**What you are asked to do**
Produce the listing below again, exactly as shown.

**Input material**
════════
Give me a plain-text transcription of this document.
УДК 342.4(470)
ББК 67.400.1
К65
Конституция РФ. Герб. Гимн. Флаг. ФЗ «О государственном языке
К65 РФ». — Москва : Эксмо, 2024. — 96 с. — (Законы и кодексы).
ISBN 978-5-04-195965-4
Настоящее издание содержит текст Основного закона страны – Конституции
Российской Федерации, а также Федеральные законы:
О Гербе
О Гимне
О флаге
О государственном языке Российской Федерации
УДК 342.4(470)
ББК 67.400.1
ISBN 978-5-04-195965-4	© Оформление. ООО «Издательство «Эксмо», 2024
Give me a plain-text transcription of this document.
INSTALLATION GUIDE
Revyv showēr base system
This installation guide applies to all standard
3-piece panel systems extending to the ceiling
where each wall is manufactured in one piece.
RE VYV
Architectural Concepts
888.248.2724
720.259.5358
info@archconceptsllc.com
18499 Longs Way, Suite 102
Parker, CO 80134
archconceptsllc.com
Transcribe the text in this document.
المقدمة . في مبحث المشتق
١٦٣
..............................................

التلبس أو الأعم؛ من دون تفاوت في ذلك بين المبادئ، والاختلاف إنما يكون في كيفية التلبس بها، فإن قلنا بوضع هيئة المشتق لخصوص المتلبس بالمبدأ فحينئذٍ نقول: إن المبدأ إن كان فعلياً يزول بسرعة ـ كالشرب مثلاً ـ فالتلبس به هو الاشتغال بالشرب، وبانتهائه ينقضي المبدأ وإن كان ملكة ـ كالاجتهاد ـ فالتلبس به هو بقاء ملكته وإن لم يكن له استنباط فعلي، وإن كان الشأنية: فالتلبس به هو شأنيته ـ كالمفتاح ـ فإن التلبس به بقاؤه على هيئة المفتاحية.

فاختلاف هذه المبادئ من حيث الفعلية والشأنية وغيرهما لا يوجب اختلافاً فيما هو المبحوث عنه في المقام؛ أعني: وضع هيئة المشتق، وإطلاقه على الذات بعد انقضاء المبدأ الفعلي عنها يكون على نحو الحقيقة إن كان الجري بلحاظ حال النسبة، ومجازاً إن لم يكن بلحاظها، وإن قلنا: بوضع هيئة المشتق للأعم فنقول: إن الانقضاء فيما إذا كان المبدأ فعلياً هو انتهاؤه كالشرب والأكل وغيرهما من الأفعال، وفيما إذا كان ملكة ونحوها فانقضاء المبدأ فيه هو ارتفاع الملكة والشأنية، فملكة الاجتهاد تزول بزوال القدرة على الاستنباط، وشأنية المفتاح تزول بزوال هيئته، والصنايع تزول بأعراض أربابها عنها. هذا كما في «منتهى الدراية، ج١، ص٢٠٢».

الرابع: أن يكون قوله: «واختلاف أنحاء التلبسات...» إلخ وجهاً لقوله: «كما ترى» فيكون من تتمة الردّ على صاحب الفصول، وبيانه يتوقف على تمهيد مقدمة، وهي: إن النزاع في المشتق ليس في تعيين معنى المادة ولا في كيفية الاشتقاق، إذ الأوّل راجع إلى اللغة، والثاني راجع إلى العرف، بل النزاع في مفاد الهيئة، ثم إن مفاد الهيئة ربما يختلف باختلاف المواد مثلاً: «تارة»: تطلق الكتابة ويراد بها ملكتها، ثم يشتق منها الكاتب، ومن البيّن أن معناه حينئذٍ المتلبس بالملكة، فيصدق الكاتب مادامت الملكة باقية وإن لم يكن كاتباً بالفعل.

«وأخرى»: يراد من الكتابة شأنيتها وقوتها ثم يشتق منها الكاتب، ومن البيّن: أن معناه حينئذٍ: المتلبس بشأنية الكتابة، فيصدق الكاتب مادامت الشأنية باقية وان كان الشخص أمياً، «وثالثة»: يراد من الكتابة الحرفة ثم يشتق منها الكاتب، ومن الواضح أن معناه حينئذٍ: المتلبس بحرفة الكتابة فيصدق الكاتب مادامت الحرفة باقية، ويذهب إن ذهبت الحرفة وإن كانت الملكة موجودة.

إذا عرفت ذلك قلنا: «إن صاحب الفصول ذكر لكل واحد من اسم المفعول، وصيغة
════════
**Answer in full**
Give me a plain-text transcription of this document.
УДК 342.4(470)
ББК 67.400.1
К65
Конституция РФ. Герб. Гимн. Флаг. ФЗ «О государственном языке
К65 РФ». — Москва : Эксмо, 2024. — 96 с. — (Законы и кодексы).
ISBN 978-5-04-195965-4
Настоящее издание содержит текст Основного закона страны – Конституции
Российской Федерации, а также Федеральные законы:
О Гербе
О Гимне
О флаге
О государственном языке Российской Федерации
УДК 342.4(470)
ББК 67.400.1
ISBN 978-5-04-195965-4	© Оформление. ООО «Издательство «Эксмо», 2024
Give me a plain-text transcription of this document.
INSTALLATION GUIDE
Revyv showēr base system
This installation guide applies to all standard
3-piece panel systems extending to the ceiling
where each wall is manufactured in one piece.
RE VYV
Architectural Concepts
888.248.2724
720.259.5358
info@archconceptsllc.com
18499 Longs Way, Suite 102
Parker, CO 80134
archconceptsllc.com
Transcribe the text in this document.
المقدمة . في مبحث المشتق
١٦٣
..............................................

التلبس أو الأعم؛ من دون تفاوت في ذلك بين المبادئ، والاختلاف إنما يكون في كيفية التلبس بها، فإن قلنا بوضع هيئة المشتق لخصوص المتلبس بالمبدأ فحينئذٍ نقول: إن المبدأ إن كان فعلياً يزول بسرعة ـ كالشرب مثلاً ـ فالتلبس به هو الاشتغال بالشرب، وبانتهائه ينقضي المبدأ وإن كان ملكة ـ كالاجتهاد ـ فالتلبس به هو بقاء ملكته وإن لم يكن له استنباط فعلي، وإن كان الشأنية: فالتلبس به هو شأنيته ـ كالمفتاح ـ فإن التلبس به بقاؤه على هيئة المفتاحية.

فاختلاف هذه المبادئ من حيث الفعلية والشأنية وغيرهما لا يوجب اختلافاً فيما هو المبحوث عنه في المقام؛ أعني: وضع هيئة المشتق، وإطلاقه على الذات بعد انقضاء المبدأ الفعلي عنها يكون على نحو الحقيقة إن كان الجري بلحاظ حال النسبة، ومجازاً إن لم يكن بلحاظها، وإن قلنا: بوضع هيئة المشتق للأعم فنقول: إن الانقضاء فيما إذا كان المبدأ فعلياً هو انتهاؤه كالشرب والأكل وغيرهما من الأفعال، وفيما إذا كان ملكة ونحوها فانقضاء المبدأ فيه هو ارتفاع الملكة والشأنية، فملكة الاجتهاد تزول بزوال القدرة على الاستنباط، وشأنية المفتاح تزول بزوال هيئته، والصنايع تزول بأعراض أربابها عنها. هذا كما في «منتهى الدراية، ج١، ص٢٠٢».

الرابع: أن يكون قوله: «واختلاف أنحاء التلبسات...» إلخ وجهاً لقوله: «كما ترى» فيكون من تتمة الردّ على صاحب الفصول، وبيانه يتوقف على تمهيد مقدمة، وهي: إن النزاع في المشتق ليس في تعيين معنى المادة ولا في كيفية الاشتقاق، إذ الأوّل راجع إلى اللغة، والثاني راجع إلى العرف، بل النزاع في مفاد الهيئة، ثم إن مفاد الهيئة ربما يختلف باختلاف المواد مثلاً: «تارة»: تطلق الكتابة ويراد بها ملكتها، ثم يشتق منها الكاتب، ومن البيّن أن معناه حينئذٍ المتلبس بالملكة، فيصدق الكاتب مادامت الملكة باقية وإن لم يكن كاتباً بالفعل.

«وأخرى»: يراد من الكتابة شأنيتها وقوتها ثم يشتق منها الكاتب، ومن البيّن: أن معناه حينئذٍ: المتلبس بشأنية الكتابة، فيصدق الكاتب مادامت الشأنية باقية وان كان الشخص أمياً، «وثالثة»: يراد من الكتابة الحرفة ثم يشتق منها الكاتب، ومن الواضح أن معناه حينئذٍ: المتلبس بحرفة الكتابة فيصدق الكاتب مادامت الحرفة باقية، ويذهب إن ذهبت الحرفة وإن كانت الملكة موجودة.

إذا عرفت ذلك قلنا: «إن صاحب الفصول ذكر لكل واحد من اسم المفعول، وصيغة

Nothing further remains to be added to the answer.